_Exercise details_
Read the lines below. Copy out any that hold the string "sujet".

-- Begin --

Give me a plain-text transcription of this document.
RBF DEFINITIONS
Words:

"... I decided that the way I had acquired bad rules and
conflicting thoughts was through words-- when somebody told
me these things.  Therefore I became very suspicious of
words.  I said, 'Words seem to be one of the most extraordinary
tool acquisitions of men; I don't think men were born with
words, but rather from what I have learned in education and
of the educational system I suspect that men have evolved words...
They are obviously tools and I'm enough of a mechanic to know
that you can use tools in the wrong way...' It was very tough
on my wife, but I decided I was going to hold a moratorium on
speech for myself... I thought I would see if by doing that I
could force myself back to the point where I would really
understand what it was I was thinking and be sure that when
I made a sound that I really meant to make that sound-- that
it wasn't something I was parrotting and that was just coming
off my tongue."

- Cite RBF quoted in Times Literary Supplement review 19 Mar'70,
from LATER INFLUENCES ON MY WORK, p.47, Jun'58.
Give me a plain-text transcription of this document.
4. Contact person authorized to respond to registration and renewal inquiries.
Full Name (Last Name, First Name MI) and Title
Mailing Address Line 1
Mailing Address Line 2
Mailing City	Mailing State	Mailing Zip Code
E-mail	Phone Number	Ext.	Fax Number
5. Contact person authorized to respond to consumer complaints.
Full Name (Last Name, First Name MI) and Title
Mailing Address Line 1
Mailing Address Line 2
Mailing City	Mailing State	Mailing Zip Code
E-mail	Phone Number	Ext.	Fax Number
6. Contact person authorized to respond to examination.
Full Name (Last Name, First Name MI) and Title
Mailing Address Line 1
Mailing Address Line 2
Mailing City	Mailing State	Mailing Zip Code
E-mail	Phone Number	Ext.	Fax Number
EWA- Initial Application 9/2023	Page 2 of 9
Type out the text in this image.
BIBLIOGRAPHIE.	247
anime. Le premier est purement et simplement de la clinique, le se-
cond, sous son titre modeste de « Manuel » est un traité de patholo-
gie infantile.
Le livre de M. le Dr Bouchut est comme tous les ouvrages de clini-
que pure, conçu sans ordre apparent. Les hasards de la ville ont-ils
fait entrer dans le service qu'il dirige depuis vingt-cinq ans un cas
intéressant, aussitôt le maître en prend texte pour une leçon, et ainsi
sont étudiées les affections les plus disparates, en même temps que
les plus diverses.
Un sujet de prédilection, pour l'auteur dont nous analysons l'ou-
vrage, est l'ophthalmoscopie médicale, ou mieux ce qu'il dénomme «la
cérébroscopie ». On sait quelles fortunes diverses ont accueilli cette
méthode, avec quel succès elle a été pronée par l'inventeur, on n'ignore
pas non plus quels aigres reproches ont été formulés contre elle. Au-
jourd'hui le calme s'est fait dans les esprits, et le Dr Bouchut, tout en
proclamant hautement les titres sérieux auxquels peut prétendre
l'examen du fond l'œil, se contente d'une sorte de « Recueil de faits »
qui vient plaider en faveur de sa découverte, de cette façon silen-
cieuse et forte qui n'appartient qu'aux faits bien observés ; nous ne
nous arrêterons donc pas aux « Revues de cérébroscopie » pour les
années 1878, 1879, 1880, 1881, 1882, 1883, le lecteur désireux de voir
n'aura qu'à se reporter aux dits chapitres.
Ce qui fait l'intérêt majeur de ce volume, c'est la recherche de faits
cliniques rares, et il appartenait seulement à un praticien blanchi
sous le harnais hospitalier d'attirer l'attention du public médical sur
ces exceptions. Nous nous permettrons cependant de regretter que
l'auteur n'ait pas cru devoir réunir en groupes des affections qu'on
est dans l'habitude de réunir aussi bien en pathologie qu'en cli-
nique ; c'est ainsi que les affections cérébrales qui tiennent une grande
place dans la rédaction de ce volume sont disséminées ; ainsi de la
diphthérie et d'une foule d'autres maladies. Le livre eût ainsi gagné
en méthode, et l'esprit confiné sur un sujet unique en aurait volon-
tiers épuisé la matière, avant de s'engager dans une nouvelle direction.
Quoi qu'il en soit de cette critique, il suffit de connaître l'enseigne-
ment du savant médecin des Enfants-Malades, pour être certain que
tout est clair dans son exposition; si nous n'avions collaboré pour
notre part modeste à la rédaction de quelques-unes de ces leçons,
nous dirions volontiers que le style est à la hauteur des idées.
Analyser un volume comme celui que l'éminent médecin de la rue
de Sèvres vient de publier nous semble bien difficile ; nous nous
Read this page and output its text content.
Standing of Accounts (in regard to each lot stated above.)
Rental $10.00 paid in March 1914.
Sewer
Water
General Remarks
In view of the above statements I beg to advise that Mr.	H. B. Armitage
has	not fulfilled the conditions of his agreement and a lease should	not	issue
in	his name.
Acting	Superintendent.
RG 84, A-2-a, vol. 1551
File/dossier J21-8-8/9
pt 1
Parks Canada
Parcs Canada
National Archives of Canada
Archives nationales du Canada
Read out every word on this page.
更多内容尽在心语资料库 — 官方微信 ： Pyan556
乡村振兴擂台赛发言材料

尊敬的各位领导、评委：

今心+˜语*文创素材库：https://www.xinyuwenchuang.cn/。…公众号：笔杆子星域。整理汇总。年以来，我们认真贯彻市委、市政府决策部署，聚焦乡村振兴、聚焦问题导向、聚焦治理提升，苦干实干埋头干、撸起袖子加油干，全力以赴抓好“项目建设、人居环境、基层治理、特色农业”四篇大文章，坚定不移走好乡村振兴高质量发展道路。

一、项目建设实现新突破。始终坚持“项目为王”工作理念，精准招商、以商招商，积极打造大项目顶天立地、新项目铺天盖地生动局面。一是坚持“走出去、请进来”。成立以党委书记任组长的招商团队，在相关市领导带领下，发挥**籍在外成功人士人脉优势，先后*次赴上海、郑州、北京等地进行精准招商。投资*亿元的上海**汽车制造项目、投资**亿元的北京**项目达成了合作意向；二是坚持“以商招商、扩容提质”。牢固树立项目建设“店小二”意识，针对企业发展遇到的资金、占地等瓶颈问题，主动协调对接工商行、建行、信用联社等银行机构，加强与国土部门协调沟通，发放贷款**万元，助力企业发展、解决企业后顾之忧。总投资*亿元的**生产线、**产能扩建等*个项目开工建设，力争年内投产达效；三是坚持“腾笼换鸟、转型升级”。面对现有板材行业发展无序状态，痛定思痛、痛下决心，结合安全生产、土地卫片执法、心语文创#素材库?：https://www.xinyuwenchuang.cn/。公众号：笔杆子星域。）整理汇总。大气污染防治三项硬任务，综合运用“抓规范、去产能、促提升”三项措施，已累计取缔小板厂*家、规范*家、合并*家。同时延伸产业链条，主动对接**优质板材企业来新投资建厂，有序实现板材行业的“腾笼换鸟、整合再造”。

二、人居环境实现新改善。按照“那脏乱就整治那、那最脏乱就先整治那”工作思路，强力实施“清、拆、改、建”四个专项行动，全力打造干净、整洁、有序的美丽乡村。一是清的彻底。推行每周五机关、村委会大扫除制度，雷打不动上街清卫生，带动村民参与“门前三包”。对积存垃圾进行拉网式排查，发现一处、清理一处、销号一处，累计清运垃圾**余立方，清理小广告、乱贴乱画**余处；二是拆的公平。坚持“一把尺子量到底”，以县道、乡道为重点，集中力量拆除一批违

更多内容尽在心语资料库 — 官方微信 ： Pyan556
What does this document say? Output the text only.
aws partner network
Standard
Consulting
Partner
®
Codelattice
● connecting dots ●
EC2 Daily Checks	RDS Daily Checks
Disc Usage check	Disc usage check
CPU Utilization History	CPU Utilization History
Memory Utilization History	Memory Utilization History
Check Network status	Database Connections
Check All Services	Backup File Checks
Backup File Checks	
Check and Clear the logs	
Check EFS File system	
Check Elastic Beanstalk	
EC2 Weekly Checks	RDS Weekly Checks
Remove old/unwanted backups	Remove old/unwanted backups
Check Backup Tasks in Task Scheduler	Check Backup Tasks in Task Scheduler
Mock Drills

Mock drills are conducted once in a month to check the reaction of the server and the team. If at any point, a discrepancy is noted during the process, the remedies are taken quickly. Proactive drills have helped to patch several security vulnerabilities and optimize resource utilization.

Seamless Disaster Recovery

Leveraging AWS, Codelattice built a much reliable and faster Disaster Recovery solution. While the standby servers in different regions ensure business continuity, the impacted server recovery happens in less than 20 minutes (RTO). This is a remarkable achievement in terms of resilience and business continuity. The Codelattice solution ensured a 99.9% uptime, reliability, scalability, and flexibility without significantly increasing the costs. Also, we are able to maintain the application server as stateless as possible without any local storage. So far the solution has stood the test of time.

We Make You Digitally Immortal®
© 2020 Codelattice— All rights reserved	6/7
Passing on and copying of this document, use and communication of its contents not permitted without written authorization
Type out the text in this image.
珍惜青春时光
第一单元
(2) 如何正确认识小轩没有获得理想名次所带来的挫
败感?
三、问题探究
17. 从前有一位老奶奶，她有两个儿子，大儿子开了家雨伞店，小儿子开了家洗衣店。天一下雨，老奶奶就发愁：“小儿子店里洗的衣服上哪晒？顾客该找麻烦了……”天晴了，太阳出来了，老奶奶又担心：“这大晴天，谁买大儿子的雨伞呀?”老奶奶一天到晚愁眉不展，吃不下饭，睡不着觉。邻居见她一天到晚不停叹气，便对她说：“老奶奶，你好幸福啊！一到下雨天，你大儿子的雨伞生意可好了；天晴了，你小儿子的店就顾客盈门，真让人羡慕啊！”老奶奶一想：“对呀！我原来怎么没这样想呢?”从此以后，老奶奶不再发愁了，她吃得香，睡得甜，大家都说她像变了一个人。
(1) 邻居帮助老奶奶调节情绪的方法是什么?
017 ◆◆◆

-- End --

_Right answer_
Un sujet de prédilection, pour l'auteur dont nous analysons l'ou-
en méthode, et l'esprit confiné sur un sujet unique en aurait volon-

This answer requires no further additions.